Given request
Look for the string "งและร" in the lines and copy each line that has it.

Available data
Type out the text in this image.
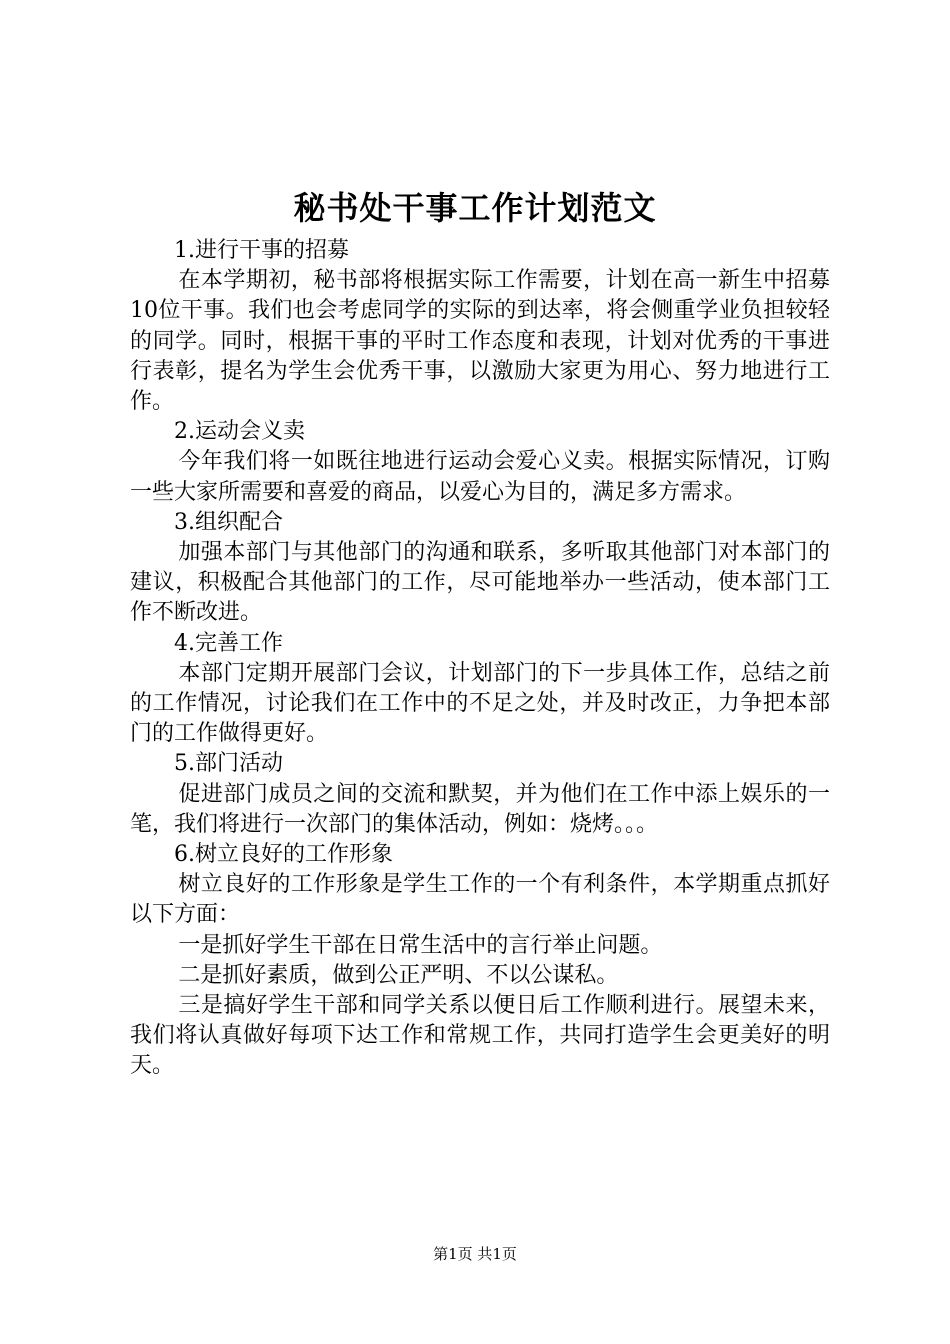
秘书处干事工作计划范文

1.进行干事的招募

在本学期初，秘书部将根据实际工作需要，计划在高一新生中招募10位干事。我们也会考虑同学的实际的到达率，将会侧重学业负担较轻的同学。同时，根据干事的平时工作态度和表现，计划对优秀的干事进行表彰，提名为学生会优秀干事，以激励大家更为用心、努力地进行工作。

2.运动会义卖

今年我们将一如既往地进行运动会爱心义卖。根据实际情况，订购一些大家所需要和喜爱的商品，以爱心为目的，满足多方需求。

3.组织配合

加强本部门与其他部门的沟通和联系，多听取其他部门对本部门的建议，积极配合其他部门的工作，尽可能地举办一些活动，使本部门工作不断改进。

4.完善工作

本部门定期开展部门会议，计划部门的下一步具体工作，总结之前的工作情况，讨论我们在工作中的不足之处，并及时改正，力争把本部门的工作做得更好。

5.部门活动

促进部门成员之间的交流和默契，并为他们在工作中添上娱乐的一笔，我们将进行一次部门的集体活动，例如：烧烤。。。

6.树立良好的工作形象

树立良好的工作形象是学生工作的一个有利条件，本学期重点抓好以下方面：

一是抓好学生干部在日常生活中的言行举止问题。

二是抓好素质，做到公正严明、不以公谋私。

三是搞好学生干部和同学关系以便日后工作顺利进行。展望未来，我们将认真做好每项下达工作和常规工作，共同打造学生会更美好的明天。

第1页 共1页
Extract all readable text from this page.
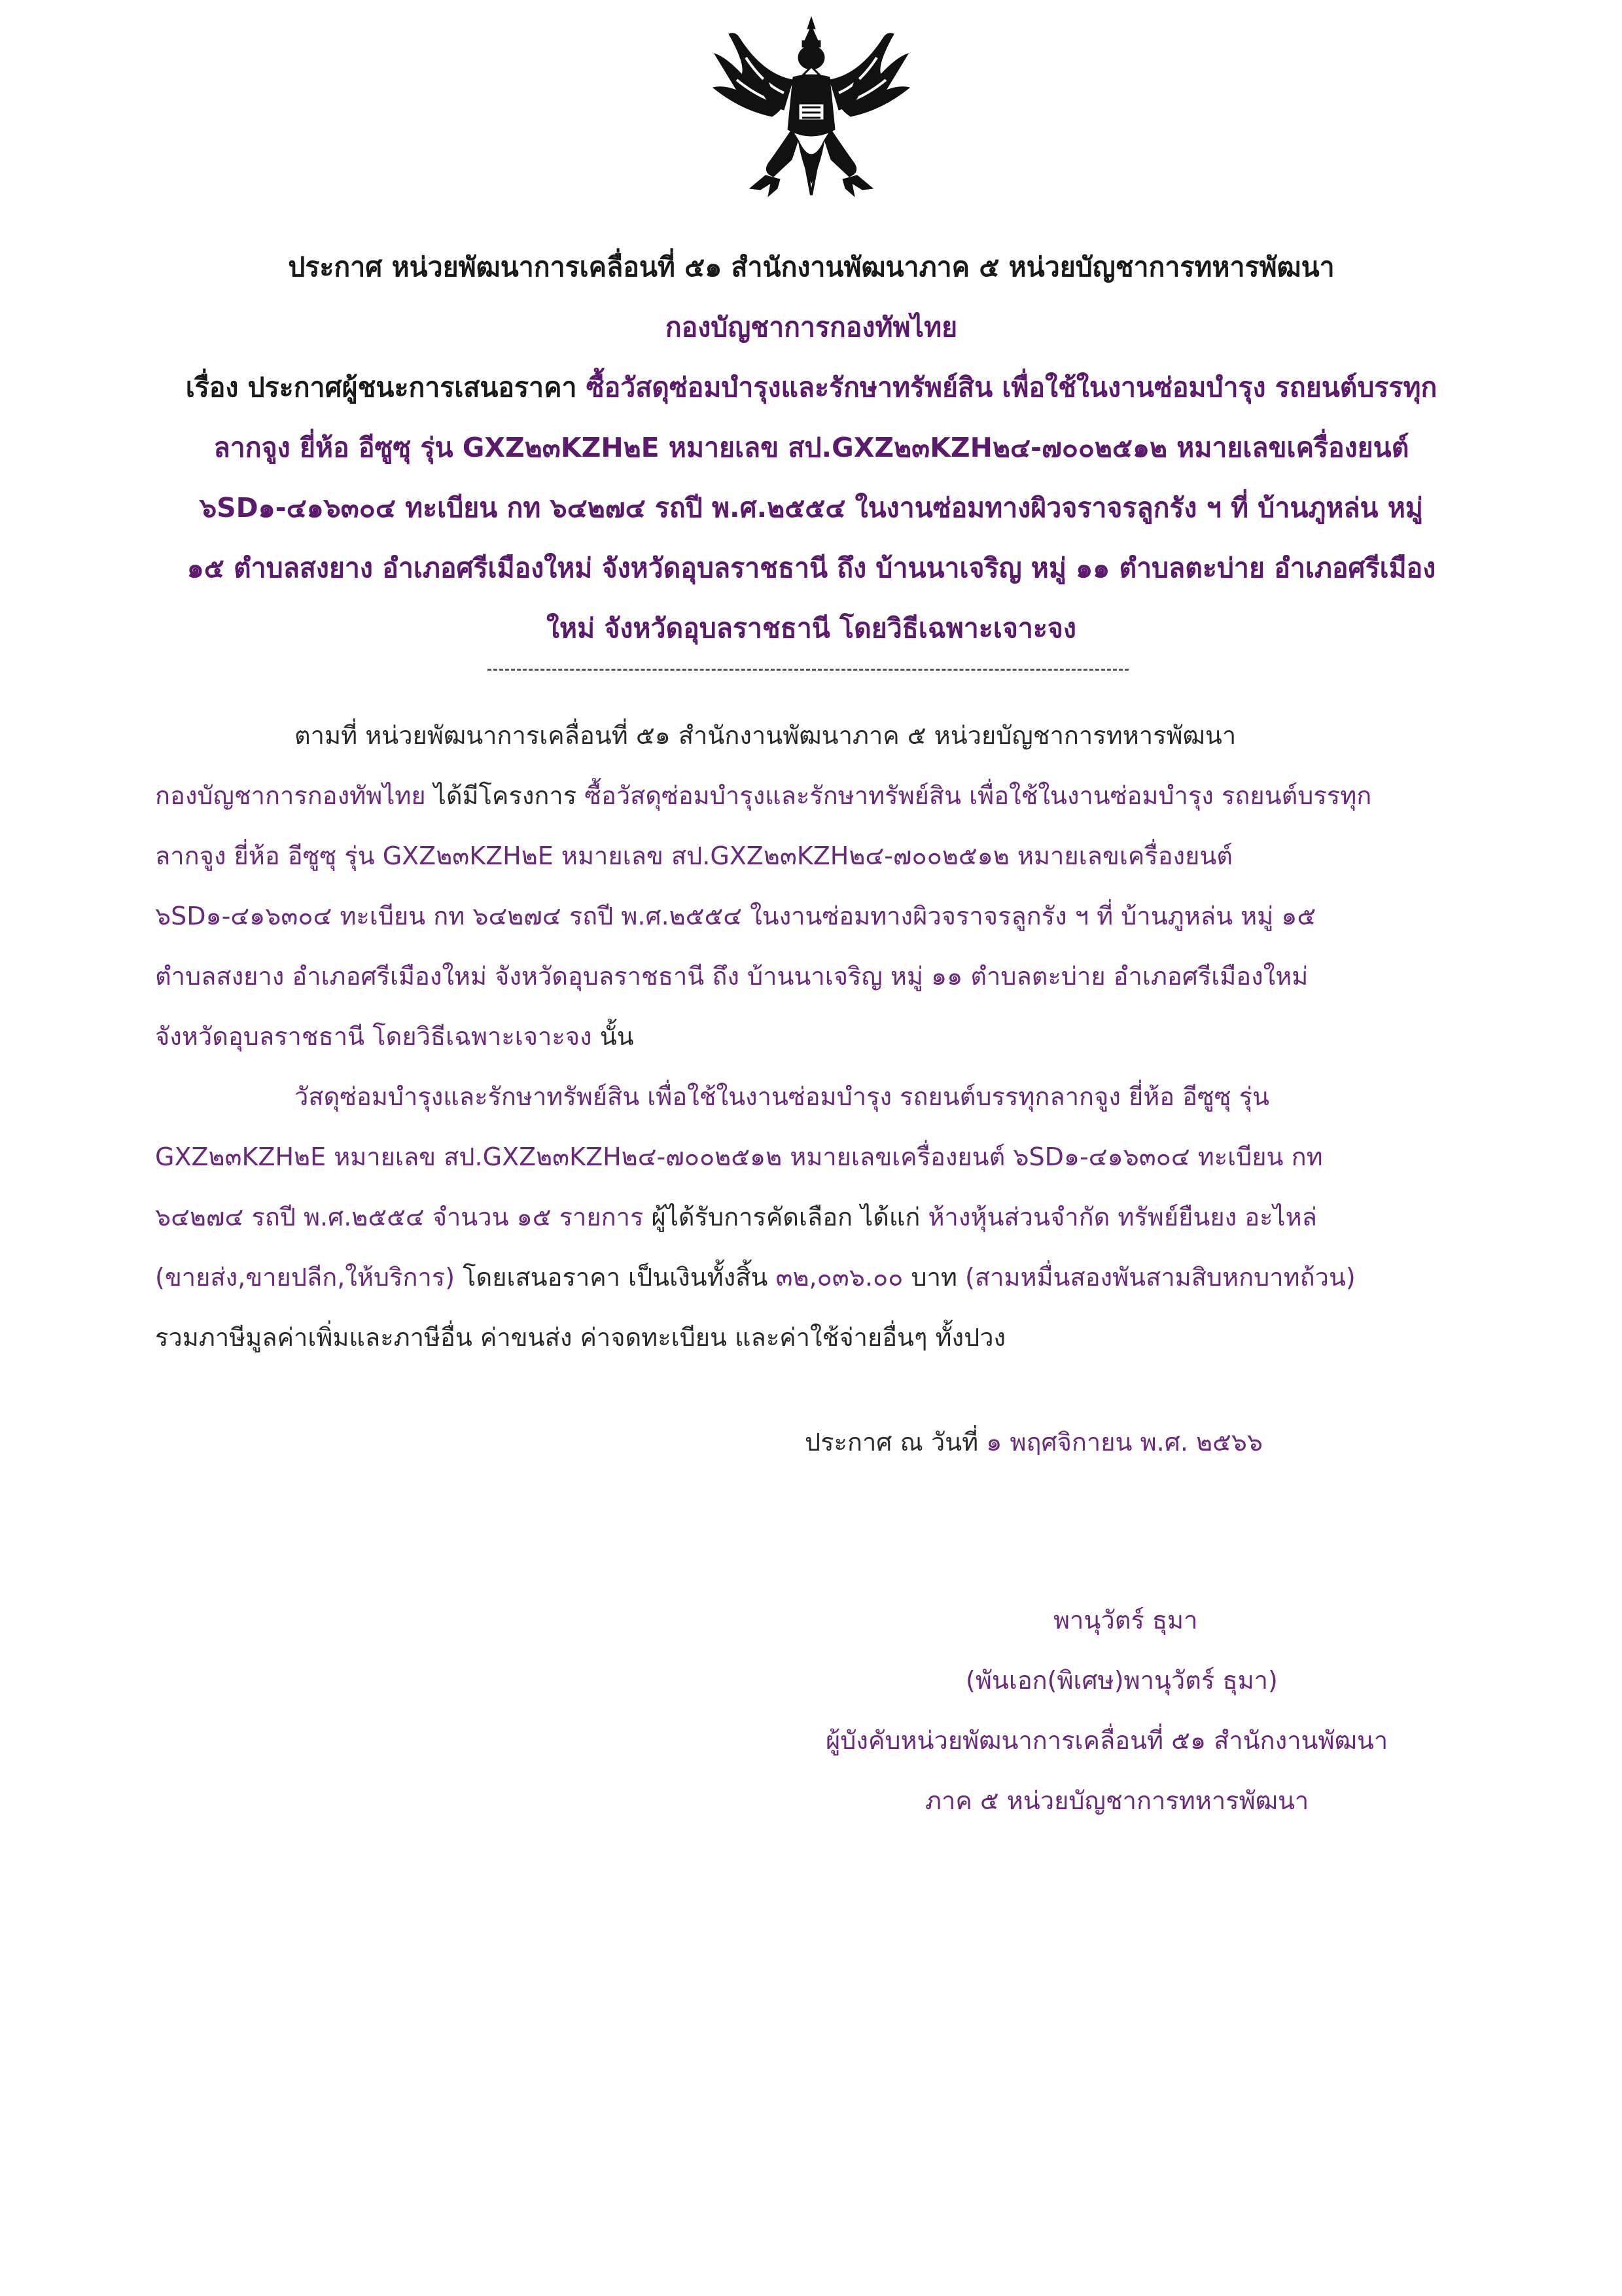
ประกาศ หน่วยพัฒนาการเคลื่อนที่ ๕๑ สำนักงานพัฒนาภาค ๕ หน่วยบัญชาการทหารพัฒนา

กองบัญชาการกองทัพไทย

เรื่อง ประกาศผู้ชนะการเสนอราคา ซื้อวัสดุซ่อมบำรุงและรักษาทรัพย์สิน เพื่อใช้ในงานซ่อมบำรุง รถยนต์บรรทุก

ลากจูง ยี่ห้อ อีซูซุ รุ่น GXZ๒๓KZH๒E หมายเลข สป.GXZ๒๓KZH๒๔-๗๐๐๒๕๑๒ หมายเลขเครื่องยนต์

๖SD๑-๔๑๖๓๐๔ ทะเบียน กท ๖๔๒๗๔ รถปี พ.ศ.๒๕๕๔ ในงานซ่อมทางผิวจราจรลูกรัง ฯ ที่ บ้านภูหล่น หมู่

๑๕ ตำบลสงยาง อำเภอศรีเมืองใหม่ จังหวัดอุบลราชธานี ถึง บ้านนาเจริญ หมู่ ๑๑ ตำบลตะบ่าย อำเภอศรีเมือง

ใหม่ จังหวัดอุบลราชธานี โดยวิธีเฉพาะเจาะจง

ตามที่ หน่วยพัฒนาการเคลื่อนที่ ๕๑ สำนักงานพัฒนาภาค ๕ หน่วยบัญชาการทหารพัฒนา

กองบัญชาการกองทัพไทย ได้มีโครงการ ซื้อวัสดุซ่อมบำรุงและรักษาทรัพย์สิน เพื่อใช้ในงานซ่อมบำรุง รถยนต์บรรทุก

ลากจูง ยี่ห้อ อีซูซุ รุ่น GXZ๒๓KZH๒E หมายเลข สป.GXZ๒๓KZH๒๔-๗๐๐๒๕๑๒ หมายเลขเครื่องยนต์

๖SD๑-๔๑๖๓๐๔ ทะเบียน กท ๖๔๒๗๔ รถปี พ.ศ.๒๕๕๔ ในงานซ่อมทางผิวจราจรลูกรัง ฯ ที่ บ้านภูหล่น หมู่ ๑๕

ตำบลสงยาง อำเภอศรีเมืองใหม่ จังหวัดอุบลราชธานี ถึง บ้านนาเจริญ หมู่ ๑๑ ตำบลตะบ่าย อำเภอศรีเมืองใหม่

จังหวัดอุบลราชธานี โดยวิธีเฉพาะเจาะจง นั้น

วัสดุซ่อมบำรุงและรักษาทรัพย์สิน เพื่อใช้ในงานซ่อมบำรุง รถยนต์บรรทุกลากจูง ยี่ห้อ อีซูซุ รุ่น

GXZ๒๓KZH๒E หมายเลข สป.GXZ๒๓KZH๒๔-๗๐๐๒๕๑๒ หมายเลขเครื่องยนต์ ๖SD๑-๔๑๖๓๐๔ ทะเบียน กท

๖๔๒๗๔ รถปี พ.ศ.๒๕๕๔ จำนวน ๑๕ รายการ ผู้ได้รับการคัดเลือก ได้แก่ ห้างหุ้นส่วนจำกัด ทรัพย์ยืนยง อะไหล่

(ขายส่ง,ขายปลีก,ให้บริการ) โดยเสนอราคา เป็นเงินทั้งสิ้น ๓๒,๐๓๖.๐๐ บาท (สามหมื่นสองพันสามสิบหกบาทถ้วน)

รวมภาษีมูลค่าเพิ่มและภาษีอื่น ค่าขนส่ง ค่าจดทะเบียน และค่าใช้จ่ายอื่นๆ ทั้งปวง

ประกาศ ณ วันที่ ๑ พฤศจิกายน พ.ศ. ๒๕๖๖

พานุวัตร์ ธุมา

(พันเอก(พิเศษ)พานุวัตร์ ธุมา)

ผู้บังคับหน่วยพัฒนาการเคลื่อนที่ ๕๑ สำนักงานพัฒนา

ภาค ๕ หน่วยบัญชาการทหารพัฒนา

In response
เรื่อง ประกาศผู้ชนะการเสนอราคา ซื้อวัสดุซ่อมบำรุงและรักษาทรัพย์สิน เพื่อใช้ในงานซ่อมบำรุง รถยนต์บรรทุก
กองบัญชาการกองทัพไทย ได้มีโครงการ ซื้อวัสดุซ่อมบำรุงและรักษาทรัพย์สิน เพื่อใช้ในงานซ่อมบำรุง รถยนต์บรรทุก
วัสดุซ่อมบำรุงและรักษาทรัพย์สิน เพื่อใช้ในงานซ่อมบำรุง รถยนต์บรรทุกลากจูง ยี่ห้อ อีซูซุ รุ่น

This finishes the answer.